▶ [PROVIDED TEXT]

Content starts

Wednesday, June 21, 2017

The Day the Earth Shook




My darling girl, 364 days and 23 hours ago, I was trying desperately to go to sleep.  And as anyone who has ever stayed in the hospital for more than a day can tell you, that feat is nearly impossible.  But as the clock crept past midnight, my usual discomfort began to change and morph into something unfamiliar and more difficult.  I have never known such pain.  My body seemed to lengthen.  My mind tried to convince me that from the crown of my head to my toes, I had expanded a mile.  I never got wide, barely putting on weight with your small body.  But the pain seem too huge and too great to be held by my 66 inches, and if I we're to look down, I would not be able to see my toes, so far away with so much aching and ripping and thrashing between.

I would never have believed someone so small and so perfect and so helpless could cause so much pain and fear and anxiety and terror. But you did.  You came into this world quickly and ferociously.  Too quick for medicine and drugs and deep breaths and quiet, numb entrances.  I gnashed my teeth and screamed out at the woman next to me telling me to be quiet.  I couldn't understand her words telling me to direct my screams to my belly and push push push.  Screaming didn't help, she said.  Screaming distracts the body, she said.  I never went to a class or read a book or a website or talked to another woman who had made it out of this room alive.  I feared I wouldn't as I screamed and cried and yelled anyway in the face of the woman chiding me for my noise.

But then it was finished.  Your tiny lungs, smaller than the size of a not-yet inflated balloon let out a cry I can still hear.  And the fifteen doctors rushed around you and put a tiny hat on your head full of hair and a mask on your mouth to help those too-small lungs, setting you gently but swiftly into a plastic box you would call home for the next two and half months.  But before they took you, before they wheeled you away to make sure your brain and your eyes and your heart and your lungs were safe and sound because my body couldn't keep you anymore, they let us hold your hand.  And you reached up.  You stretched high with your translucent skin and your needle-thin fingers and you grasped ours.  You clutched my finger with your whole hand and you held tight.  You let me know that it was ok.  You let me know that you would be kept safe and to not be upset I couldn't hold you inside of me anymore.  You let me know you knew me.  You let me know you would fight and fight hard.

My darling girl, you are destined for greatness.  You have already overcome the hardest part, and beaten the toughest odds.  Every. Single. Day. You show up and give me the million reasons to do the same.  When the cards are stacked against us and things can sometimes seem really really hard, you still show up.

It's been a hell of a year.  A stranger asked me the other day how old you were.  I answered, a year next Thursday.  They congratulated me for surviving the first year.  I smiled.

We survived, baby girl.

We made it.

Tomorrow we celebrate you.

Tomorrow we remember the day the earth shook.

Tomorrow marks a year since the first time you changed everything.

Content ends

▶ [WORK TO COMPLETE]
**1.** In the letter, how many doctors rushed around the baby right after she was born?
**2.** In the letter, rename "Thursday" to "Friday" in the passage between "My darling girl, you" and "survived, baby girl.", inclusive, and give that passage with the change.
**3.** How would you translate this sentence from the letter into Spanish: "I have never known such pain."
The listing below is separate material with no connection to the letter.

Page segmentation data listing

Content starts

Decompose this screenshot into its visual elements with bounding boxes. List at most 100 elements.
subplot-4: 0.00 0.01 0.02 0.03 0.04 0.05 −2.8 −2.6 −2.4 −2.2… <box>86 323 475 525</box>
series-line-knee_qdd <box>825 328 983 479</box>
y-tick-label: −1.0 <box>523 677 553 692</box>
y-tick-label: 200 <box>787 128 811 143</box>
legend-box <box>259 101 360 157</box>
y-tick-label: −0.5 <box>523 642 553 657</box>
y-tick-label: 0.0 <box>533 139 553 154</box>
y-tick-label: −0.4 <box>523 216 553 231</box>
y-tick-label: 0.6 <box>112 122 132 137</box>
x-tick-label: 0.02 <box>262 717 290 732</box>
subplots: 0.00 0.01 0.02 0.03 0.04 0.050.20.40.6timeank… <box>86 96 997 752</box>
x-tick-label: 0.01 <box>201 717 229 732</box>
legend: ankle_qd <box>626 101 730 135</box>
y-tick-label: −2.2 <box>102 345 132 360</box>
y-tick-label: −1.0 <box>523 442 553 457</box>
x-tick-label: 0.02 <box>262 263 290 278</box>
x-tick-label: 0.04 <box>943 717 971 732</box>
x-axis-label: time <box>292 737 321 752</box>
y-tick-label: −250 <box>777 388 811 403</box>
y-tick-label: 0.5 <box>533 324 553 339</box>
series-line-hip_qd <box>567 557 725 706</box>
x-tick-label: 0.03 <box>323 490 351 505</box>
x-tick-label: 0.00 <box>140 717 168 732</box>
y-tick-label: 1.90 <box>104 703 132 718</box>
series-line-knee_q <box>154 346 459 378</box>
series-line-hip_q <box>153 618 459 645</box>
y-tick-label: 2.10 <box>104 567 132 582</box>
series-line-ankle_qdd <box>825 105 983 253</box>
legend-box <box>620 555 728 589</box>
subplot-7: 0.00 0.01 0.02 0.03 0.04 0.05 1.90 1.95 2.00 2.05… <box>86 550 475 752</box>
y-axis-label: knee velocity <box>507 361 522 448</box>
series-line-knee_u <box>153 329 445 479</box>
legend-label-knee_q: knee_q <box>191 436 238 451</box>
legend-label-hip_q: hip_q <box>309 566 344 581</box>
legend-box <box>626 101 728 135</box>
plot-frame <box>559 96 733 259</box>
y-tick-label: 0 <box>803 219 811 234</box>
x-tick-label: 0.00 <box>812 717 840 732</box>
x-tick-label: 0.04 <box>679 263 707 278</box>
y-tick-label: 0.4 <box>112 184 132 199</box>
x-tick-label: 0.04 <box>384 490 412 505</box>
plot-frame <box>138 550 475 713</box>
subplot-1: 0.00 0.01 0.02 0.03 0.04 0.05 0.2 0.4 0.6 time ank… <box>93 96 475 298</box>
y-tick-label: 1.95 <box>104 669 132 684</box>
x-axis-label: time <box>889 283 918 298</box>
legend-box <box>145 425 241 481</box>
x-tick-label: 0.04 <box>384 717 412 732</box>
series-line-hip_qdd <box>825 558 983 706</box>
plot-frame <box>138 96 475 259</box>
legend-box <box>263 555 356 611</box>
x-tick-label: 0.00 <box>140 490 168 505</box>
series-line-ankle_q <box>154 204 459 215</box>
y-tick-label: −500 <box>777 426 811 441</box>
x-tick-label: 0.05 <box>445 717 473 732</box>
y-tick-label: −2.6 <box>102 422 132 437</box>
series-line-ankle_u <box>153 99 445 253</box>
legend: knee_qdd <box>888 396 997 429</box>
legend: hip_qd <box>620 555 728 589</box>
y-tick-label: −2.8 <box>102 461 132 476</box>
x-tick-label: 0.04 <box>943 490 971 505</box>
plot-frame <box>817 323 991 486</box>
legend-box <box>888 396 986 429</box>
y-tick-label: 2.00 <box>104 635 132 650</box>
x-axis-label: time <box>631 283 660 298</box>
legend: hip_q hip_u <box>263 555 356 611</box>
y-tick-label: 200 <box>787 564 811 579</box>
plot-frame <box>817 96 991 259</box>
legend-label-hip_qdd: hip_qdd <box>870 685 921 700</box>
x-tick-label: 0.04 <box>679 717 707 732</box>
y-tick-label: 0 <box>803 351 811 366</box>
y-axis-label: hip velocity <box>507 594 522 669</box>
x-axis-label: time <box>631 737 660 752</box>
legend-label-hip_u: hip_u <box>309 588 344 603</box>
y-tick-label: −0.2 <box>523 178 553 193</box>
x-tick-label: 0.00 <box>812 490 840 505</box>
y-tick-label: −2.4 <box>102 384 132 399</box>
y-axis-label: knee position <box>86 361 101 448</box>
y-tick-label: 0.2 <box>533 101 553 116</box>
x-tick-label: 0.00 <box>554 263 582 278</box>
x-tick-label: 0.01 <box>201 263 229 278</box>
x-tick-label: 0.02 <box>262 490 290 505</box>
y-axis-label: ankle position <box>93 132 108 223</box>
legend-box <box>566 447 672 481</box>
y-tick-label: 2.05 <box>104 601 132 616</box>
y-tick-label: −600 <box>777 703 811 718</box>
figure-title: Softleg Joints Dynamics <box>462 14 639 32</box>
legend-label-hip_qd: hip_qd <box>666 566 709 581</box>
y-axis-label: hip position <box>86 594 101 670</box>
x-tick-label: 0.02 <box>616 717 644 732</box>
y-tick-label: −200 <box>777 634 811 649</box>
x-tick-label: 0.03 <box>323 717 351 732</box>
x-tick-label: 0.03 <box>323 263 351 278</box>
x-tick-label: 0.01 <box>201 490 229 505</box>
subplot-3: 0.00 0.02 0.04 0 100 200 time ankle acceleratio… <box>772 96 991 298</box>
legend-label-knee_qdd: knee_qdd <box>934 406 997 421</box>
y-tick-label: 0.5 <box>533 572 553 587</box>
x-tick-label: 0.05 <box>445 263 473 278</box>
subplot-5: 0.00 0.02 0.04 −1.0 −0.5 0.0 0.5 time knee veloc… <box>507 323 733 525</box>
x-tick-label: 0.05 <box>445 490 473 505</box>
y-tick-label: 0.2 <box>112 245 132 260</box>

Content ends

▶ [SOLVED PROBLEMS]
**1.** Fifteen.

**2.**
My darling girl, you are destined for greatness.  You have already overcome the hardest part, and beaten the toughest odds.  Every. Single. Day. You show up and give me the million reasons to do the same.  When the cards are stacked against us and things can sometimes seem really really hard, you still show up.

It's been a hell of a year.  A stranger asked me the other day how old you were.  I answered, a year next Friday.  They congratulated me for surviving the first year.  I smiled.

We survived, baby girl.

**3.** Nunca he conocido un dolor así.